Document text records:
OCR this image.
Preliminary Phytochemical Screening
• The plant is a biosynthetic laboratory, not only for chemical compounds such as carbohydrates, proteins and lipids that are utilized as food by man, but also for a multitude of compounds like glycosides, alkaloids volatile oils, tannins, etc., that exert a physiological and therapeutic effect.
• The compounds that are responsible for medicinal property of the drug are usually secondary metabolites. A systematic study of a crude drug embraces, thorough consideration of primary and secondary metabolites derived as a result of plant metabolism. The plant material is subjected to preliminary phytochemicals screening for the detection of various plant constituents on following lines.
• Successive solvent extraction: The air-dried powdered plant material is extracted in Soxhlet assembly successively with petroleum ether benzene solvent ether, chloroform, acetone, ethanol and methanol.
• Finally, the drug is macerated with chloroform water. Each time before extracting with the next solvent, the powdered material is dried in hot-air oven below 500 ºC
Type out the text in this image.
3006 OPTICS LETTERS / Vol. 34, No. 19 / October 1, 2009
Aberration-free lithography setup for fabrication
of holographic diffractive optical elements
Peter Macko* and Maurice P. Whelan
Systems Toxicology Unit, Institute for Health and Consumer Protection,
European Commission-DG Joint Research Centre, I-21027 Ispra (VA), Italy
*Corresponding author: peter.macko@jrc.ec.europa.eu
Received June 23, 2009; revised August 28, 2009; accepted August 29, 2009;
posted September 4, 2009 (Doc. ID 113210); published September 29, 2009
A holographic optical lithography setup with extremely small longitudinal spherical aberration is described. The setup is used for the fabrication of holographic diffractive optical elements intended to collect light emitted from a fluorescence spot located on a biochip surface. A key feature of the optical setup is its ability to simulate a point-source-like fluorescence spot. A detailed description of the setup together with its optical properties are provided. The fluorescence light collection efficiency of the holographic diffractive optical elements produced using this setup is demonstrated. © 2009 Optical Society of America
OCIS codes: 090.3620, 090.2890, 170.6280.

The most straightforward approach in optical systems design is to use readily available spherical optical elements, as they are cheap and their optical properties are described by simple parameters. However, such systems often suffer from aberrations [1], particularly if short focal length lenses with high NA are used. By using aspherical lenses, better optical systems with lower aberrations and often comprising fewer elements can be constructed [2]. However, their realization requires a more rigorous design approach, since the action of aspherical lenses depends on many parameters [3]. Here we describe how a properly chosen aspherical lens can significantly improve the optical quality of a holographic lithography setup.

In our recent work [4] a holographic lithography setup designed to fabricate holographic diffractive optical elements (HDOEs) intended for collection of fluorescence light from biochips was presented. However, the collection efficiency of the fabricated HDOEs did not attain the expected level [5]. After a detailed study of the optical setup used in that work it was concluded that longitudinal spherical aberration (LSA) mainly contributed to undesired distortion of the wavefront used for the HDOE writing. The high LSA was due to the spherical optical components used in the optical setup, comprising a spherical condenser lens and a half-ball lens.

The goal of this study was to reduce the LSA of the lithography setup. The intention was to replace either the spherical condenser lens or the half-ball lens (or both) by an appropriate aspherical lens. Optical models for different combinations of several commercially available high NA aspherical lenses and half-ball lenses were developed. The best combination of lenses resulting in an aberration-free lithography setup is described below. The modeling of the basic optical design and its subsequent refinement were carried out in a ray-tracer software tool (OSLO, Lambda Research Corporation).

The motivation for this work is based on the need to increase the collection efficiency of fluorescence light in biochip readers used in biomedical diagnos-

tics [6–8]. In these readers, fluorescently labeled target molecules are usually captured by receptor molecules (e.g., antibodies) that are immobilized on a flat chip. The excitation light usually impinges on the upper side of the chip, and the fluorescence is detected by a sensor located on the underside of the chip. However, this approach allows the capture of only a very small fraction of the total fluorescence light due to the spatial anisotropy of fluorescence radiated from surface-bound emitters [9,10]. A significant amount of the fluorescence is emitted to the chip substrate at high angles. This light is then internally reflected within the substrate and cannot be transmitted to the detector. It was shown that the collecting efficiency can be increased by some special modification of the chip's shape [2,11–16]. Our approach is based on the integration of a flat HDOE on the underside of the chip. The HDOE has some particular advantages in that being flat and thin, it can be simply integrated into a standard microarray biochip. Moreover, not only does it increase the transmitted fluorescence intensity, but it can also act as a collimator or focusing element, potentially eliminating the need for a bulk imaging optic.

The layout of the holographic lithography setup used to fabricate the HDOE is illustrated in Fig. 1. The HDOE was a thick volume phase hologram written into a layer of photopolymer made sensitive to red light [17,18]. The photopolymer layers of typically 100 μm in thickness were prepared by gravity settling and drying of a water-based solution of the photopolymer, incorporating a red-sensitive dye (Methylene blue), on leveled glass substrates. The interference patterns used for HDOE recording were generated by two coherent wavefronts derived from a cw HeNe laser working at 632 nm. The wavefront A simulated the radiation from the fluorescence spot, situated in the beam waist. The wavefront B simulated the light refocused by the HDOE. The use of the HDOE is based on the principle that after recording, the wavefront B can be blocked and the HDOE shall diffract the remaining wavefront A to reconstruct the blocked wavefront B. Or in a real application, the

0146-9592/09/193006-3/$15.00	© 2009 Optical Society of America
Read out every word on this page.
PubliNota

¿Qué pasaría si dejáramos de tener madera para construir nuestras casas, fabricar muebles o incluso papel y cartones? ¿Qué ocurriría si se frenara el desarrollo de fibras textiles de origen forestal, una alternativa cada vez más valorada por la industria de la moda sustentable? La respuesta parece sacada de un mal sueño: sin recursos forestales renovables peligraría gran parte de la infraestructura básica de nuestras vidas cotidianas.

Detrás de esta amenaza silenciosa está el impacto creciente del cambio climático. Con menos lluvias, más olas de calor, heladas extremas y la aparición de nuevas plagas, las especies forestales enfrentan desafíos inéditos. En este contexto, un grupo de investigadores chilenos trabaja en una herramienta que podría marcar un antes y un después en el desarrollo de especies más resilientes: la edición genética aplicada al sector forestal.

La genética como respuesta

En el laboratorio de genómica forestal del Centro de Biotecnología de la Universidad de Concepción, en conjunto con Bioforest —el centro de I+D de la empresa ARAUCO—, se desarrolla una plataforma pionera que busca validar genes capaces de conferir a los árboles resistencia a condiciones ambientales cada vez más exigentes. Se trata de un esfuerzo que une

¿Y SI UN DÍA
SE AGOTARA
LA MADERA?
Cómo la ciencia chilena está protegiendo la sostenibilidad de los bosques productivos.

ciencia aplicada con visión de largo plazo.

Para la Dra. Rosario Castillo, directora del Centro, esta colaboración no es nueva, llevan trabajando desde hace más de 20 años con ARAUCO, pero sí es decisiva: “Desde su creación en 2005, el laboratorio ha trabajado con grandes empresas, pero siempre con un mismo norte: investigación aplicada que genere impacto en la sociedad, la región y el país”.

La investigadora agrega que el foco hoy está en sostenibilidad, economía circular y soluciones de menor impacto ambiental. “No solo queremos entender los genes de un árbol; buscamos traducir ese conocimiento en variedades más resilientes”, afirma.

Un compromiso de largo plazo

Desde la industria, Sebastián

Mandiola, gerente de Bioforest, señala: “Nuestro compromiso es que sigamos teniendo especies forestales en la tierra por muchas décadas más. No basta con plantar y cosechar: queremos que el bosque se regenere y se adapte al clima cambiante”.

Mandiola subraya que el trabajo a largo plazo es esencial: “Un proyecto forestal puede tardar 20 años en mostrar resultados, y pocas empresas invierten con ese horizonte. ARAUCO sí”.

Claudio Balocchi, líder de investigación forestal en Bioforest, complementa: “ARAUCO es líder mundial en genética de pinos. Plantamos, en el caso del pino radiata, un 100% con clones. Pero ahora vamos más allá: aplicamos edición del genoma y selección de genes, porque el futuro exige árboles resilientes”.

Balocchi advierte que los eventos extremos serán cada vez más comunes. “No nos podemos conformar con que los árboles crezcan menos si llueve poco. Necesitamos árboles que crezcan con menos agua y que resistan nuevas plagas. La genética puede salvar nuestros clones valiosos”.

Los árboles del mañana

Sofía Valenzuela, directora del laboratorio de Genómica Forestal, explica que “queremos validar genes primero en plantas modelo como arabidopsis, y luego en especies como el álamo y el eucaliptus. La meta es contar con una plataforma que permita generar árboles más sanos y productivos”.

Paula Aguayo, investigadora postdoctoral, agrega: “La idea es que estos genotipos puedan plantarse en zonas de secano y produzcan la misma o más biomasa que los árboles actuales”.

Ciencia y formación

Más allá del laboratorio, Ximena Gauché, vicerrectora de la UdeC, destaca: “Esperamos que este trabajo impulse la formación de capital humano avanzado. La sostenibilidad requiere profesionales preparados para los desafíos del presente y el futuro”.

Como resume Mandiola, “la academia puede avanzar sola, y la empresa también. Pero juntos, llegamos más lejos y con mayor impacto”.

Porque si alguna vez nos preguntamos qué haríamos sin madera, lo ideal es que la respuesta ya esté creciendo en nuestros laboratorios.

Work to be completed » Pull every line containing the string "compromiso" out of the data above and copy it.

Expected answer »
Un compromiso de largo plazo
Mandiola, gerente de Bioforest, señala: “Nuestro compromiso es que sigamos teniendo especies forestales en la tierra por muchas décadas más. No basta con plantar y cosechar: queremos que el bosque se regenere y se adapte al clima cambiante”.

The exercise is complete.